### Description of the task
Count each line below that has the word "Daily" in it, and give only the total.

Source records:
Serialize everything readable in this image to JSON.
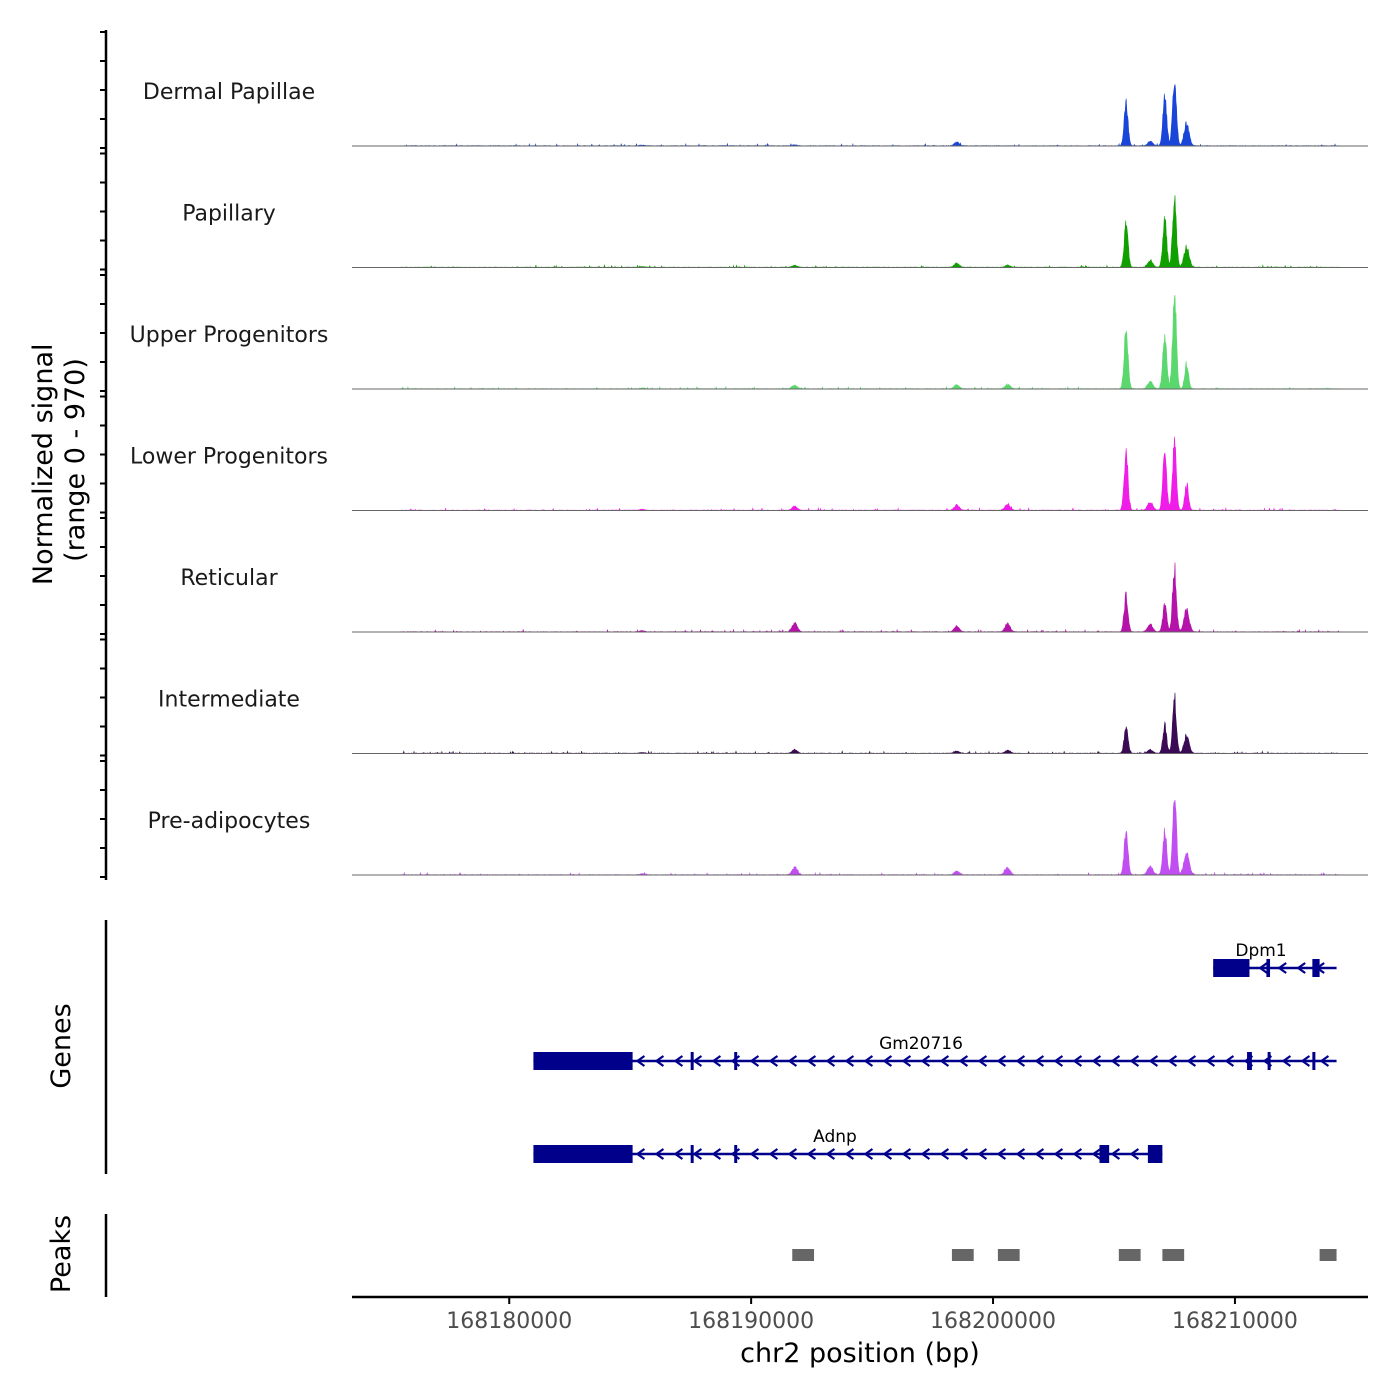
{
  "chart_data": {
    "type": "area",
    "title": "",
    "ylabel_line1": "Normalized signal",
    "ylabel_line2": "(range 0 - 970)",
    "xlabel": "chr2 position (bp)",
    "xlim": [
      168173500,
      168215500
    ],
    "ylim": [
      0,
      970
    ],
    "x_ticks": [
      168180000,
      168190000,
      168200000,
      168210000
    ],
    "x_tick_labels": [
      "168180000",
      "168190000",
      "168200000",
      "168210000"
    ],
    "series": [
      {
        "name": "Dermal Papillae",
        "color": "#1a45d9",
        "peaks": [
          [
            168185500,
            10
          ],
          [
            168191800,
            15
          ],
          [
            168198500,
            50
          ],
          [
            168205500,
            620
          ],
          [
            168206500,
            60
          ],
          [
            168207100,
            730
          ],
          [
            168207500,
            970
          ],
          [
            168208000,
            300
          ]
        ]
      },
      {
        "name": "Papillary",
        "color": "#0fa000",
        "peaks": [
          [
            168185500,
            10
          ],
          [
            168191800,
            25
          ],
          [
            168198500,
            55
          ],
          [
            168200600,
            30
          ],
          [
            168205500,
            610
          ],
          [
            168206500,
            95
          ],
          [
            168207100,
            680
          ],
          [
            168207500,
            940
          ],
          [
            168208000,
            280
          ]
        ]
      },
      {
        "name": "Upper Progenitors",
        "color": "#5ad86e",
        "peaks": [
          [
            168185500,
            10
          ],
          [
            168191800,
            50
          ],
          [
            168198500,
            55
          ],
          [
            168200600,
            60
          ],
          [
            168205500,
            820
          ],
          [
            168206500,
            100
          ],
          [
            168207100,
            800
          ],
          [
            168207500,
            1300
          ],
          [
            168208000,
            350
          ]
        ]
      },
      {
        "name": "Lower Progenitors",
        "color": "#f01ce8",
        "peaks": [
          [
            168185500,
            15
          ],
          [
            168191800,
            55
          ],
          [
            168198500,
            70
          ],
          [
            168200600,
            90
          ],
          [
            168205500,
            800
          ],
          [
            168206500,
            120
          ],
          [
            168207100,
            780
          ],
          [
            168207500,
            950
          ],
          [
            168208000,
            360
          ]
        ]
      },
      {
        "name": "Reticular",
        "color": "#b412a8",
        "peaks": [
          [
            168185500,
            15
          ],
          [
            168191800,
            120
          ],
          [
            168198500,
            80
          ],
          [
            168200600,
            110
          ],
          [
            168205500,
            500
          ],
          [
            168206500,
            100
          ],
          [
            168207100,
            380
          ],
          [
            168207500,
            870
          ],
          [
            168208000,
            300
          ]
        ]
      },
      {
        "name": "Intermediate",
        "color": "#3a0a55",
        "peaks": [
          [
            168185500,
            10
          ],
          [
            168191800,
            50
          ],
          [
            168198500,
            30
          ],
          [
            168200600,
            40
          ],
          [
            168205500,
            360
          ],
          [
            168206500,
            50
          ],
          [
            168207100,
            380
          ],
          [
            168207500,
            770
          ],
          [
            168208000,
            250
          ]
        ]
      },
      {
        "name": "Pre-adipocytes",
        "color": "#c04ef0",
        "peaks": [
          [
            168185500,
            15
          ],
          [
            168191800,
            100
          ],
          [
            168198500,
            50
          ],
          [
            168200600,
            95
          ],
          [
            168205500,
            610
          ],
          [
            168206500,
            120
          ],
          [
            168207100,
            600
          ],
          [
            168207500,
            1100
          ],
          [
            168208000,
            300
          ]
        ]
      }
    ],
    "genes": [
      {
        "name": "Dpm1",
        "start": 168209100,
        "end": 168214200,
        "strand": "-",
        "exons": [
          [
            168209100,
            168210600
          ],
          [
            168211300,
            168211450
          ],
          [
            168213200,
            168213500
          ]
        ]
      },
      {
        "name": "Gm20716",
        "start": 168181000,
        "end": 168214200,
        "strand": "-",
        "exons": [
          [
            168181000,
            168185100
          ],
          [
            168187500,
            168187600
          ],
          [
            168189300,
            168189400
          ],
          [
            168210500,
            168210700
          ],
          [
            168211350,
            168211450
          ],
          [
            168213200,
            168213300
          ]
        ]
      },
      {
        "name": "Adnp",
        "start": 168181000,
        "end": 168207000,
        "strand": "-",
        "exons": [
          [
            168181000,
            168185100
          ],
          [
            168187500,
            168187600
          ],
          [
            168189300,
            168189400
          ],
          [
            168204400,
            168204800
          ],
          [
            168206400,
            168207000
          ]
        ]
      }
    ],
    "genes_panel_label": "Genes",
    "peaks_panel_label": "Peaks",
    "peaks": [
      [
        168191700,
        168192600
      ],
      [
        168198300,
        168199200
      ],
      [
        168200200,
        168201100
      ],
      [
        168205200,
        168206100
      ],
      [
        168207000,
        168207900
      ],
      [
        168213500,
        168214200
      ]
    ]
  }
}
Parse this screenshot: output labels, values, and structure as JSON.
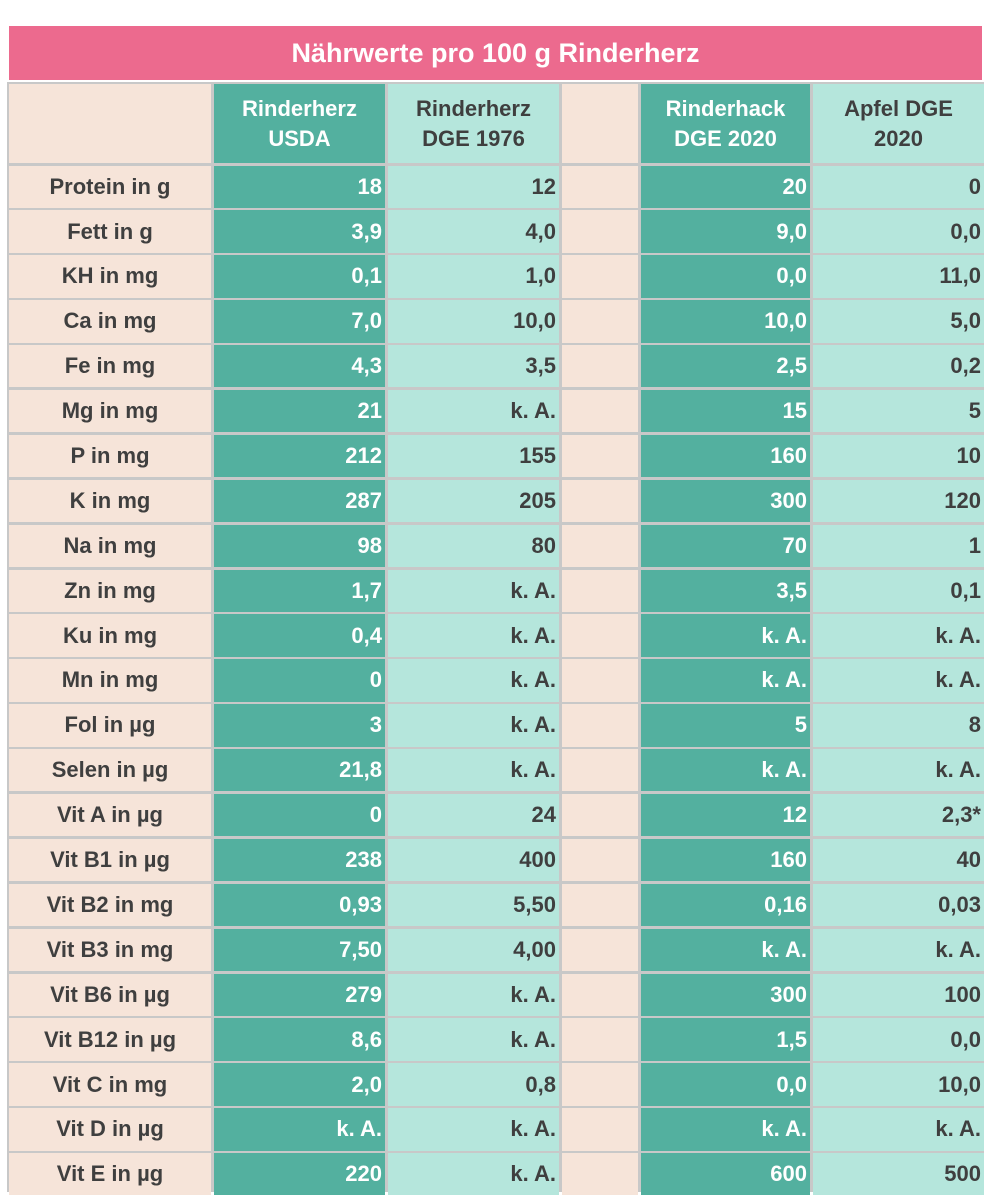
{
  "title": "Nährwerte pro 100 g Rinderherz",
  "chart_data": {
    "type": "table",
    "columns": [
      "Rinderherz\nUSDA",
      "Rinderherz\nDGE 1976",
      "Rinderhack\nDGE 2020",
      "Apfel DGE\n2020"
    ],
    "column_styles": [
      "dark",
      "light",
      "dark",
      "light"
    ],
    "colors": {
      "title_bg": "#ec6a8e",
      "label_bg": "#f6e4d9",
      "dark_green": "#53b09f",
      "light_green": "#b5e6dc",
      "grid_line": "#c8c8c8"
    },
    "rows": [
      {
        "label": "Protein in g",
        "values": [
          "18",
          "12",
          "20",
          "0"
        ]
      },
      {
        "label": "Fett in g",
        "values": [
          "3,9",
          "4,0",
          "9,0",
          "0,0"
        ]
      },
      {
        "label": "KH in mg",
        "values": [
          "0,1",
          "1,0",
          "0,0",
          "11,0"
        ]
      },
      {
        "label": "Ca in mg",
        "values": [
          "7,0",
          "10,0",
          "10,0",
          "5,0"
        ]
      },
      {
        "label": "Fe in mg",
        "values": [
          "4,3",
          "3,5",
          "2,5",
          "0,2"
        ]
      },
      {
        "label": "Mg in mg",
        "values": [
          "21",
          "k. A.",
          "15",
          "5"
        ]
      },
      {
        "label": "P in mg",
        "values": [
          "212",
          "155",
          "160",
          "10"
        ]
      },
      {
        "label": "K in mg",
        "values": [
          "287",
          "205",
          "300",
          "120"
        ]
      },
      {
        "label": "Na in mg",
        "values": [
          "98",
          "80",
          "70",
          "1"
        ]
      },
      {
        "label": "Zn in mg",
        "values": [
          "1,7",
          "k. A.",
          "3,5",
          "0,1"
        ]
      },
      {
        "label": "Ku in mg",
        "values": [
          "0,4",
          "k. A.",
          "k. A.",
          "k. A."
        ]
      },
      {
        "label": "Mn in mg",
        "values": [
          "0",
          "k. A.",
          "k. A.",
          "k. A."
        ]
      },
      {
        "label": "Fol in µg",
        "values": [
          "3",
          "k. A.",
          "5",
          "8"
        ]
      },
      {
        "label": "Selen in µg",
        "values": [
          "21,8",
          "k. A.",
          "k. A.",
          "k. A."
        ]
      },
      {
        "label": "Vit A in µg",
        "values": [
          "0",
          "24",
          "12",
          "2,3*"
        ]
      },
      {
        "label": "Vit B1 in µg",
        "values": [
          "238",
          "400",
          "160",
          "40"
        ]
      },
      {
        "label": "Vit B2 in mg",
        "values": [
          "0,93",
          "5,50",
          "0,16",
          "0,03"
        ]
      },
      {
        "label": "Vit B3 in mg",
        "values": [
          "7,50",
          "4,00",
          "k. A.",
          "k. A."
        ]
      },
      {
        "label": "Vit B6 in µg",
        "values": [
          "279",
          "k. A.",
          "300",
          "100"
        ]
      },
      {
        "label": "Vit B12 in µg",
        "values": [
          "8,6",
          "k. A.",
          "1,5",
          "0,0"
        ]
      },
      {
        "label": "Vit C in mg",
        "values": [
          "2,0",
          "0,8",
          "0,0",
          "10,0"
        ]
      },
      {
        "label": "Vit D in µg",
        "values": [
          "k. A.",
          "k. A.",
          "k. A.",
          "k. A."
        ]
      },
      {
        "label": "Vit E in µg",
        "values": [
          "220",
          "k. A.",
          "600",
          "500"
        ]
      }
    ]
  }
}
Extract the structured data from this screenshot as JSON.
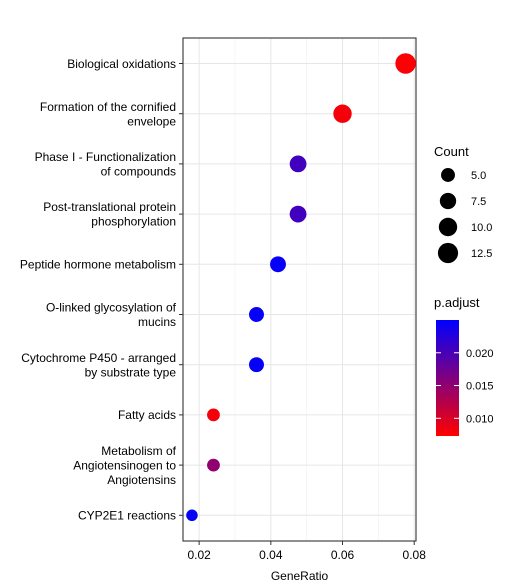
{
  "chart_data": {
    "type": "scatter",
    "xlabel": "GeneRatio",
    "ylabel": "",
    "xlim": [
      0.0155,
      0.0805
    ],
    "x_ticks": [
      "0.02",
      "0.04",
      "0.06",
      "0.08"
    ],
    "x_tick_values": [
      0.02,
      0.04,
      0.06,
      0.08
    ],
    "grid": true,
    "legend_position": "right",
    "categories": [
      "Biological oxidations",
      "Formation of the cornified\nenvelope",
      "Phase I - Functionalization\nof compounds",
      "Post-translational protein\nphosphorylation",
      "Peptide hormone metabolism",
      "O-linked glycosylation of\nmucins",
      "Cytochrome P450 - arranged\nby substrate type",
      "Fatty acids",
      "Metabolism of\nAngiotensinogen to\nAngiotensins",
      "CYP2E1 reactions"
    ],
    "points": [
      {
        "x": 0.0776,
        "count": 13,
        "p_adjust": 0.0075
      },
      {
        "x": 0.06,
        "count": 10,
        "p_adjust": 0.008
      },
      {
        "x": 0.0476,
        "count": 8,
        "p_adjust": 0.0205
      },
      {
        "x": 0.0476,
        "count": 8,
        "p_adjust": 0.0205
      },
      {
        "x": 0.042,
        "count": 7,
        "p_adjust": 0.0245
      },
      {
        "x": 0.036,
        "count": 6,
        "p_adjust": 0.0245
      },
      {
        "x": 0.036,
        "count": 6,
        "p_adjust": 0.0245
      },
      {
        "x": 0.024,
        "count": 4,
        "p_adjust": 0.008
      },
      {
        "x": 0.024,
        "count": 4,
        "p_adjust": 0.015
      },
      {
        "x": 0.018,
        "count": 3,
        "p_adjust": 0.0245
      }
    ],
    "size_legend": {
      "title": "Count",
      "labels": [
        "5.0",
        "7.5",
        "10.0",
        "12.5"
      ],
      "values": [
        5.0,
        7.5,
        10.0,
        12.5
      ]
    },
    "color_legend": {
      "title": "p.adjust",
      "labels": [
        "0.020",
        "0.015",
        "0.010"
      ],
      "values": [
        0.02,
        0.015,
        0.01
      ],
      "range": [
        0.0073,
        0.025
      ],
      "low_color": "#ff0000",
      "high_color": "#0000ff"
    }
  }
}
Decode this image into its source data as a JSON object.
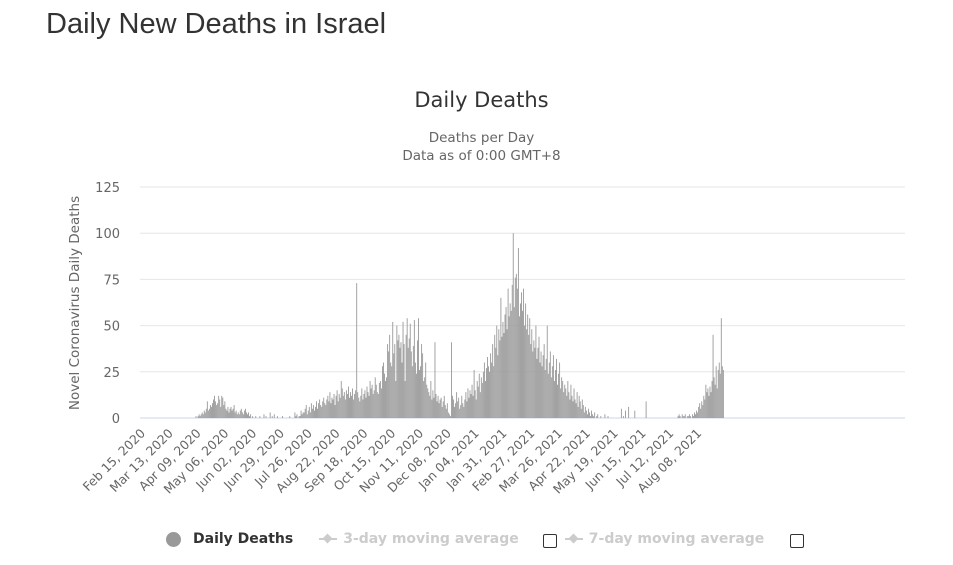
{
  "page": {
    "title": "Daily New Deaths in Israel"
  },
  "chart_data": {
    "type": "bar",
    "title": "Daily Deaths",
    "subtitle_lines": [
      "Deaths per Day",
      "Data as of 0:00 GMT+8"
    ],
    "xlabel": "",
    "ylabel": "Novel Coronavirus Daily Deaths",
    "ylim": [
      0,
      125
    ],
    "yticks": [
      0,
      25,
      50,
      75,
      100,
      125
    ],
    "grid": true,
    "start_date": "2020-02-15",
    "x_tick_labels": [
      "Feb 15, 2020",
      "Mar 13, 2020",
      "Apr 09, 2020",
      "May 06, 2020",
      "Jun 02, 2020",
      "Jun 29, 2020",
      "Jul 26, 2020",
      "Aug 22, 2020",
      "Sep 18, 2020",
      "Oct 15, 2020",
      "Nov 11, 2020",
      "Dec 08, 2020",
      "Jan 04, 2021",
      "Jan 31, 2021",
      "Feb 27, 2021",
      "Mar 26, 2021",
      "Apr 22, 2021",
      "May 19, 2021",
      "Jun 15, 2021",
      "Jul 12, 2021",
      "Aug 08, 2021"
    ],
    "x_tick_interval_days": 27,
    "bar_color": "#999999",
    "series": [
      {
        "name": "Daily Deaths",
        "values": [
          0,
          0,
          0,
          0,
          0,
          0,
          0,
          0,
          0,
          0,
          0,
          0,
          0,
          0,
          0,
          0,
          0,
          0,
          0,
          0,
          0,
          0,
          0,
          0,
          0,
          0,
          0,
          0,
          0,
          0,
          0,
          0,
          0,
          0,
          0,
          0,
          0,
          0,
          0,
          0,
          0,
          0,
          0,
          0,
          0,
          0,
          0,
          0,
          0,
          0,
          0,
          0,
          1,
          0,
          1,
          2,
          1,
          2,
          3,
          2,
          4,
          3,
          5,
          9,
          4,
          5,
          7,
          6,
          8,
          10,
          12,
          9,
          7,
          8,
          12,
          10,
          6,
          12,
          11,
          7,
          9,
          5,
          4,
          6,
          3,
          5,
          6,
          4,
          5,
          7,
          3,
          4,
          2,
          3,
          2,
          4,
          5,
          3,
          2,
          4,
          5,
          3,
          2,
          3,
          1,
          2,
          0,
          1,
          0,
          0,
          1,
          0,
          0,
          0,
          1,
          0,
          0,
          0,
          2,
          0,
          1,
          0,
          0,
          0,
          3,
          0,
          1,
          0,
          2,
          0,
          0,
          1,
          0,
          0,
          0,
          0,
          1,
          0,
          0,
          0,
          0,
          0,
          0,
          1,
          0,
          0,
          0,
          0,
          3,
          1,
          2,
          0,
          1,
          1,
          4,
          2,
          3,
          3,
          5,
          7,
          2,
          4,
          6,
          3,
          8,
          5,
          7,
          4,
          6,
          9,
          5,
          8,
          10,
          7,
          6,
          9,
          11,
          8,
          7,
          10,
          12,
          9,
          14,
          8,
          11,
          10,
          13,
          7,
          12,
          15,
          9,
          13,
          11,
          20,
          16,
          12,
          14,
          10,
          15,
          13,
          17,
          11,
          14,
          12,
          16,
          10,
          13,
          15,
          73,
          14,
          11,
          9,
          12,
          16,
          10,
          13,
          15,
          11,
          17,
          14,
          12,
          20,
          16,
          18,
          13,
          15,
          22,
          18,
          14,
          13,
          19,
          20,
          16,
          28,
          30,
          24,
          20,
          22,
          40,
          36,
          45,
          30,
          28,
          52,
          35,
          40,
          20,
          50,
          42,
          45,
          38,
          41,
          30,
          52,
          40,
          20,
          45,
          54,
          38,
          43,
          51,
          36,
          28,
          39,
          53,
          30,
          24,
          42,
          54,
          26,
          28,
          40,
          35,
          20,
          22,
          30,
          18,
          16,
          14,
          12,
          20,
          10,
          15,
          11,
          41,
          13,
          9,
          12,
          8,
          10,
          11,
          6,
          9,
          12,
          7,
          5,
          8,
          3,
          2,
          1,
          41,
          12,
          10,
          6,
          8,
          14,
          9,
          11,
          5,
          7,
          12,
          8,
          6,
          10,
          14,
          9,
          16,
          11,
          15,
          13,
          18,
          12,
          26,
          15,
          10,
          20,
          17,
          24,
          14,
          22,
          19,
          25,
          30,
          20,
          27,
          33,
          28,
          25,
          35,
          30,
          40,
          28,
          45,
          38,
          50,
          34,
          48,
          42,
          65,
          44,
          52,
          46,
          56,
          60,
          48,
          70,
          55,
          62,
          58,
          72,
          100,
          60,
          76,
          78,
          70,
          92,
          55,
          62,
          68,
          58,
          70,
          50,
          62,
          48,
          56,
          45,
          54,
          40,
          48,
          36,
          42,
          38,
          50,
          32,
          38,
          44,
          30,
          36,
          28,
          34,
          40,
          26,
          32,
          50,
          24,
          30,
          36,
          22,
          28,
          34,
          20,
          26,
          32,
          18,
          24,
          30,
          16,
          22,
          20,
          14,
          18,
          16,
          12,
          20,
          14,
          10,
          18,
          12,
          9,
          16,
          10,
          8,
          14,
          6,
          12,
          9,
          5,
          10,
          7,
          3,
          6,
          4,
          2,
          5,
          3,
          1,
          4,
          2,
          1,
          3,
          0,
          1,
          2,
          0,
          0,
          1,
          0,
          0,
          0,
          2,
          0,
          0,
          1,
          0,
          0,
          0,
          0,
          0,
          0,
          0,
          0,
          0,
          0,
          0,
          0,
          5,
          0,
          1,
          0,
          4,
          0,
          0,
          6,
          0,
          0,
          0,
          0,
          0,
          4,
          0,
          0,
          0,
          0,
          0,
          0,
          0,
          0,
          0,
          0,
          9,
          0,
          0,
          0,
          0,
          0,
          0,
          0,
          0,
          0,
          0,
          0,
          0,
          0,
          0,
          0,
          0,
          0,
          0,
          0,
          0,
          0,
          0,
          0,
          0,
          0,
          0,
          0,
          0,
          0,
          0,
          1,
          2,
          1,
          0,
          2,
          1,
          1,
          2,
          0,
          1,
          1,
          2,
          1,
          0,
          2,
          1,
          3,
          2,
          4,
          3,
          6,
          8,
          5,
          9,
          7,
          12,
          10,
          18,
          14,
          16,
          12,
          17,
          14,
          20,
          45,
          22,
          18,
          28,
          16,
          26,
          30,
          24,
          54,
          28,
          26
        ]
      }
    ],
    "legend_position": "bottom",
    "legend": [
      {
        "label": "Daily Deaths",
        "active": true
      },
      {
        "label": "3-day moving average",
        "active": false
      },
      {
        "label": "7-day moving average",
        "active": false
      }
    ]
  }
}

### Solution to the problem
5